**WORK TO BE COMPLETED:**
The entries that follow should be written out exactly.

# # # #

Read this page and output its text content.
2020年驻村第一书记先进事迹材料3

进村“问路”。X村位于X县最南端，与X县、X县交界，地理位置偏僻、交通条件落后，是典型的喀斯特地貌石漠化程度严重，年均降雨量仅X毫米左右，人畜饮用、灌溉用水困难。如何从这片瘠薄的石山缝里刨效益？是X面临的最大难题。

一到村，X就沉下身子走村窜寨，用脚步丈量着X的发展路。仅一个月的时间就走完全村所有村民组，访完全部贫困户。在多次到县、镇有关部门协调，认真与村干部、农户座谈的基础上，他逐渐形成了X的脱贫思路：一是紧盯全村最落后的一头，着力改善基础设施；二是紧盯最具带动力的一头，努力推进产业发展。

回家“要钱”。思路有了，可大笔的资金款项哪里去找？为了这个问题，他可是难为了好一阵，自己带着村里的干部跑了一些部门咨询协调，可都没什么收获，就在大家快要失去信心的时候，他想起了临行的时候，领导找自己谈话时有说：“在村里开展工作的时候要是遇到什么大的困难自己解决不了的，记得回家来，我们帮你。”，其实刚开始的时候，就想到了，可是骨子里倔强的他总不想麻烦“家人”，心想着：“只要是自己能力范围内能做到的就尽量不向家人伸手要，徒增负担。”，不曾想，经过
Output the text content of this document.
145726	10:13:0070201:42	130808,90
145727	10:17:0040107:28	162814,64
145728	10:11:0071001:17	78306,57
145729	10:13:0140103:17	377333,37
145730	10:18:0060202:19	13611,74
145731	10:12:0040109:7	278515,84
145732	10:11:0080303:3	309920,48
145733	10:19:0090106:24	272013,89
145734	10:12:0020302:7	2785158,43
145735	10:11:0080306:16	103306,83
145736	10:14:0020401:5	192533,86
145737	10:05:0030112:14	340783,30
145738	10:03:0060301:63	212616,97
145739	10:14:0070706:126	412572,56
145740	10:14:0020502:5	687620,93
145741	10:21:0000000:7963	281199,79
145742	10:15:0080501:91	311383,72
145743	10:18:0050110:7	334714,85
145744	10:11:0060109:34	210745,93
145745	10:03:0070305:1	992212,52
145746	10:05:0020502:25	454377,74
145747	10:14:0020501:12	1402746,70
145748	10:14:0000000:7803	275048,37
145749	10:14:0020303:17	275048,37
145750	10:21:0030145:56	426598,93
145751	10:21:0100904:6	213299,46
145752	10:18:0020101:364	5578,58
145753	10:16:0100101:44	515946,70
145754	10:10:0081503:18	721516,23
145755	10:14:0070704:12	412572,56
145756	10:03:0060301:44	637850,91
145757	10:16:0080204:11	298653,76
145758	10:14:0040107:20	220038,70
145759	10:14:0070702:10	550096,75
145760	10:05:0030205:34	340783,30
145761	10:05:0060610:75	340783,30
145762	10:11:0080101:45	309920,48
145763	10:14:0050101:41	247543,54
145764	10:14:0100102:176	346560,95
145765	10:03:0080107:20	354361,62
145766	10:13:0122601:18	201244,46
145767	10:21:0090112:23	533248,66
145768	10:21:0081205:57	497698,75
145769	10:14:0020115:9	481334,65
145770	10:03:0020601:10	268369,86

# # # #

**FULL OUTPUT:**
Read this page and output its text content.
2020年驻村第一书记先进事迹材料3

进村“问路”。X村位于X县最南端，与X县、X县交界，地理位置偏僻、交通条件落后，是典型的喀斯特地貌石漠化程度严重，年均降雨量仅X毫米左右，人畜饮用、灌溉用水困难。如何从这片瘠薄的石山缝里刨效益？是X面临的最大难题。

一到村，X就沉下身子走村窜寨，用脚步丈量着X的发展路。仅一个月的时间就走完全村所有村民组，访完全部贫困户。在多次到县、镇有关部门协调，认真与村干部、农户座谈的基础上，他逐渐形成了X的脱贫思路：一是紧盯全村最落后的一头，着力改善基础设施；二是紧盯最具带动力的一头，努力推进产业发展。

回家“要钱”。思路有了，可大笔的资金款项哪里去找？为了这个问题，他可是难为了好一阵，自己带着村里的干部跑了一些部门咨询协调，可都没什么收获，就在大家快要失去信心的时候，他想起了临行的时候，领导找自己谈话时有说：“在村里开展工作的时候要是遇到什么大的困难自己解决不了的，记得回家来，我们帮你。”，其实刚开始的时候，就想到了，可是骨子里倔强的他总不想麻烦“家人”，心想着：“只要是自己能力范围内能做到的就尽量不向家人伸手要，徒增负担。”，不曾想，经过
Output the text content of this document.
145726	10:13:0070201:42	130808,90
145727	10:17:0040107:28	162814,64
145728	10:11:0071001:17	78306,57
145729	10:13:0140103:17	377333,37
145730	10:18:0060202:19	13611,74
145731	10:12:0040109:7	278515,84
145732	10:11:0080303:3	309920,48
145733	10:19:0090106:24	272013,89
145734	10:12:0020302:7	2785158,43
145735	10:11:0080306:16	103306,83
145736	10:14:0020401:5	192533,86
145737	10:05:0030112:14	340783,30
145738	10:03:0060301:63	212616,97
145739	10:14:0070706:126	412572,56
145740	10:14:0020502:5	687620,93
145741	10:21:0000000:7963	281199,79
145742	10:15:0080501:91	311383,72
145743	10:18:0050110:7	334714,85
145744	10:11:0060109:34	210745,93
145745	10:03:0070305:1	992212,52
145746	10:05:0020502:25	454377,74
145747	10:14:0020501:12	1402746,70
145748	10:14:0000000:7803	275048,37
145749	10:14:0020303:17	275048,37
145750	10:21:0030145:56	426598,93
145751	10:21:0100904:6	213299,46
145752	10:18:0020101:364	5578,58
145753	10:16:0100101:44	515946,70
145754	10:10:0081503:18	721516,23
145755	10:14:0070704:12	412572,56
145756	10:03:0060301:44	637850,91
145757	10:16:0080204:11	298653,76
145758	10:14:0040107:20	220038,70
145759	10:14:0070702:10	550096,75
145760	10:05:0030205:34	340783,30
145761	10:05:0060610:75	340783,30
145762	10:11:0080101:45	309920,48
145763	10:14:0050101:41	247543,54
145764	10:14:0100102:176	346560,95
145765	10:03:0080107:20	354361,62
145766	10:13:0122601:18	201244,46
145767	10:21:0090112:23	533248,66
145768	10:21:0081205:57	497698,75
145769	10:14:0020115:9	481334,65
145770	10:03:0020601:10	268369,86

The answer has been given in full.